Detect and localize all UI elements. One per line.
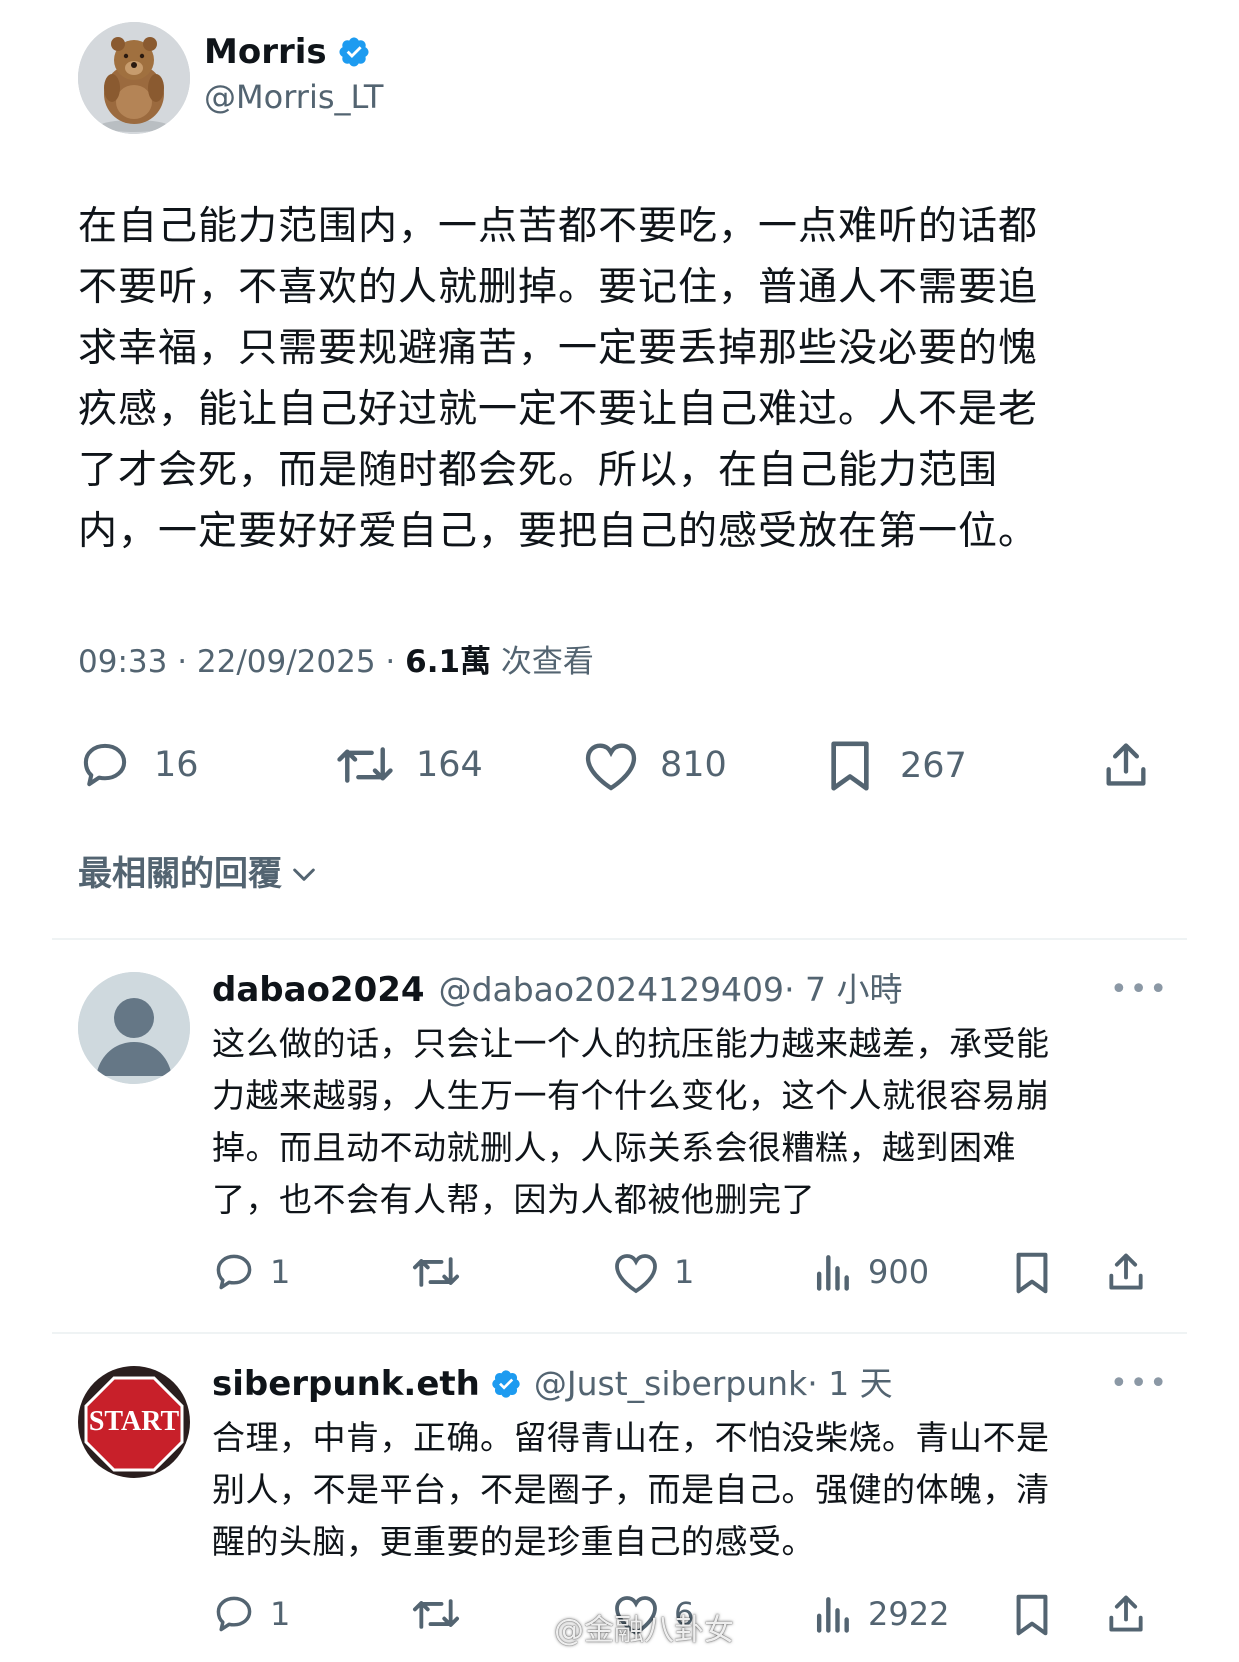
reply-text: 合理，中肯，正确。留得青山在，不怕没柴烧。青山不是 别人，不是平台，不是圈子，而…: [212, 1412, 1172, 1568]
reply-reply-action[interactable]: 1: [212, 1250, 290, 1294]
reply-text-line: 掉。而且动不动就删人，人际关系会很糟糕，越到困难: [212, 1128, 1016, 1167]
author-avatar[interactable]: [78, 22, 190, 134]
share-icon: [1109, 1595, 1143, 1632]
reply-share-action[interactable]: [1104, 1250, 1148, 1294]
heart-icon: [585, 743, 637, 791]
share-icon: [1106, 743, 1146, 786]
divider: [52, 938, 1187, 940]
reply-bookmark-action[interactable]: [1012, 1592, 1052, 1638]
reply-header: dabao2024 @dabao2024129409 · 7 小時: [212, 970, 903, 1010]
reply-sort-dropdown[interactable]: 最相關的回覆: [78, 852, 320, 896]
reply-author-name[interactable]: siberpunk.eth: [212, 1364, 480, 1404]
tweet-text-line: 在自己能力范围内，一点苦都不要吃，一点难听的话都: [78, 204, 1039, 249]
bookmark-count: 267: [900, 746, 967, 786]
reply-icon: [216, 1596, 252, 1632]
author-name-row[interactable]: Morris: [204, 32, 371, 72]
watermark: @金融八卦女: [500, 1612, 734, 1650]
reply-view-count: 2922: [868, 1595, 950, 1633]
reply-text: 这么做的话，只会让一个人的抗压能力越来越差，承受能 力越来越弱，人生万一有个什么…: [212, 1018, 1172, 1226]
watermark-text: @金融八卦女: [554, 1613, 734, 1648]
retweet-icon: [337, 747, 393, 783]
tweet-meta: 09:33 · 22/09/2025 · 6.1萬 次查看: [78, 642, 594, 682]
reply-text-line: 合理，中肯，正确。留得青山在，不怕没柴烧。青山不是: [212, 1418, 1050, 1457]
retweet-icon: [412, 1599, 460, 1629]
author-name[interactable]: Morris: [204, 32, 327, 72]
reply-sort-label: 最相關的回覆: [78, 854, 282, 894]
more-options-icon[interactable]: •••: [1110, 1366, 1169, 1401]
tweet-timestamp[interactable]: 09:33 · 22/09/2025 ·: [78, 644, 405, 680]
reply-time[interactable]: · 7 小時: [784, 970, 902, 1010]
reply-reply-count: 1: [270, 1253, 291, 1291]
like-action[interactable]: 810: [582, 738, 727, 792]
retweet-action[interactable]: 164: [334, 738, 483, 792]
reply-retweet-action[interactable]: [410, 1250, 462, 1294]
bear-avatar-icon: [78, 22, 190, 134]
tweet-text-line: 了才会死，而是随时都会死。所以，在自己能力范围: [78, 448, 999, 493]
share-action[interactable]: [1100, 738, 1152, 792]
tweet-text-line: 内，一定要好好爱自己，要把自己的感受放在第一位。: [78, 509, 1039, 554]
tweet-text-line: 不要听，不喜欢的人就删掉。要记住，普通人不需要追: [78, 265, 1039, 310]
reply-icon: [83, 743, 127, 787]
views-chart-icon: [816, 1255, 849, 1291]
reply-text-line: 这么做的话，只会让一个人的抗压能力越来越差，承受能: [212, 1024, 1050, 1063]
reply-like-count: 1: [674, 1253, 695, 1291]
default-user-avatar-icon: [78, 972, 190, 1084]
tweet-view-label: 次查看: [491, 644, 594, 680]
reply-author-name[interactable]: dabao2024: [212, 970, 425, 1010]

══════

- _WHAT IS REQUIRED_
Please rewrite everything from the line containing "1412, 1172, 1568]" down to the line containing "share-icon: [1109, 1595, 1143, 1632]", with "author-avatar" replaced by "profile-avatar" and nothing else changed.

- _REPLY TO THE TASK_
reply-text: 合理，中肯，正确。留得青山在，不怕没柴烧。青山不是 别人，不是平台，不是圈子，而…: [212, 1412, 1172, 1568]
reply-reply-action[interactable]: 1: [212, 1250, 290, 1294]
reply-text-line: 掉。而且动不动就删人，人际关系会很糟糕，越到困难: [212, 1128, 1016, 1167]
profile-avatar[interactable]: [78, 22, 190, 134]
share-icon: [1109, 1595, 1143, 1632]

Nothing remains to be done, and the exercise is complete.